* DIRECTION *
Output every line below exactly.

(Extracted records)

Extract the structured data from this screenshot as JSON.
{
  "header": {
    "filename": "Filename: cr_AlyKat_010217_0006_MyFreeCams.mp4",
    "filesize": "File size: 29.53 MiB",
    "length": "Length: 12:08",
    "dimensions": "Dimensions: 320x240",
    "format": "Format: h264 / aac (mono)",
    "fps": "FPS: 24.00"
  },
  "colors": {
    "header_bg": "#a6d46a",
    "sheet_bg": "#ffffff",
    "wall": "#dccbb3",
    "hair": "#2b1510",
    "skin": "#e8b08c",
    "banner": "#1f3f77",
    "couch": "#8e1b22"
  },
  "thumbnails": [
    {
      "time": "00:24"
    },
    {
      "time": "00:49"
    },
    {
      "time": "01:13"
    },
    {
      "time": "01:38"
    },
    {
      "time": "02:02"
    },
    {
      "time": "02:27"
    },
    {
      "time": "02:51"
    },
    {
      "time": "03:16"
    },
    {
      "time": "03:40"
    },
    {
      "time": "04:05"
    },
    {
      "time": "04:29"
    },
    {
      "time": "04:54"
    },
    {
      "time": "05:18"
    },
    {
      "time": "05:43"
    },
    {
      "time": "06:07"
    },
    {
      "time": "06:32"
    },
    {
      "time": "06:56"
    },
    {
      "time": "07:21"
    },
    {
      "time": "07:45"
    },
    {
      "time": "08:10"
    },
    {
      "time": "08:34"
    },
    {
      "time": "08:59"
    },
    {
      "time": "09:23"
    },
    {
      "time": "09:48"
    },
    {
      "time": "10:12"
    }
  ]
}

* RESPONSE TO THE EXERCISE *
Extract the structured data from this screenshot as JSON.
{
  "header": {
    "filename": "Filename: cr_AlyKat_010217_0006_MyFreeCams.mp4",
    "filesize": "File size: 29.53 MiB",
    "length": "Length: 12:08",
    "dimensions": "Dimensions: 320x240",
    "format": "Format: h264 / aac (mono)",
    "fps": "FPS: 24.00"
  },
  "colors": {
    "header_bg": "#a6d46a",
    "sheet_bg": "#ffffff",
    "wall": "#dccbb3",
    "hair": "#2b1510",
    "skin": "#e8b08c",
    "banner": "#1f3f77",
    "couch": "#8e1b22"
  },
  "thumbnails": [
    {
      "time": "00:24"
    },
    {
      "time": "00:49"
    },
    {
      "time": "01:13"
    },
    {
      "time": "01:38"
    },
    {
      "time": "02:02"
    },
    {
      "time": "02:27"
    },
    {
      "time": "02:51"
    },
    {
      "time": "03:16"
    },
    {
      "time": "03:40"
    },
    {
      "time": "04:05"
    },
    {
      "time": "04:29"
    },
    {
      "time": "04:54"
    },
    {
      "time": "05:18"
    },
    {
      "time": "05:43"
    },
    {
      "time": "06:07"
    },
    {
      "time": "06:32"
    },
    {
      "time": "06:56"
    },
    {
      "time": "07:21"
    },
    {
      "time": "07:45"
    },
    {
      "time": "08:10"
    },
    {
      "time": "08:34"
    },
    {
      "time": "08:59"
    },
    {
      "time": "09:23"
    },
    {
      "time": "09:48"
    },
    {
      "time": "10:12"
    }
  ]
}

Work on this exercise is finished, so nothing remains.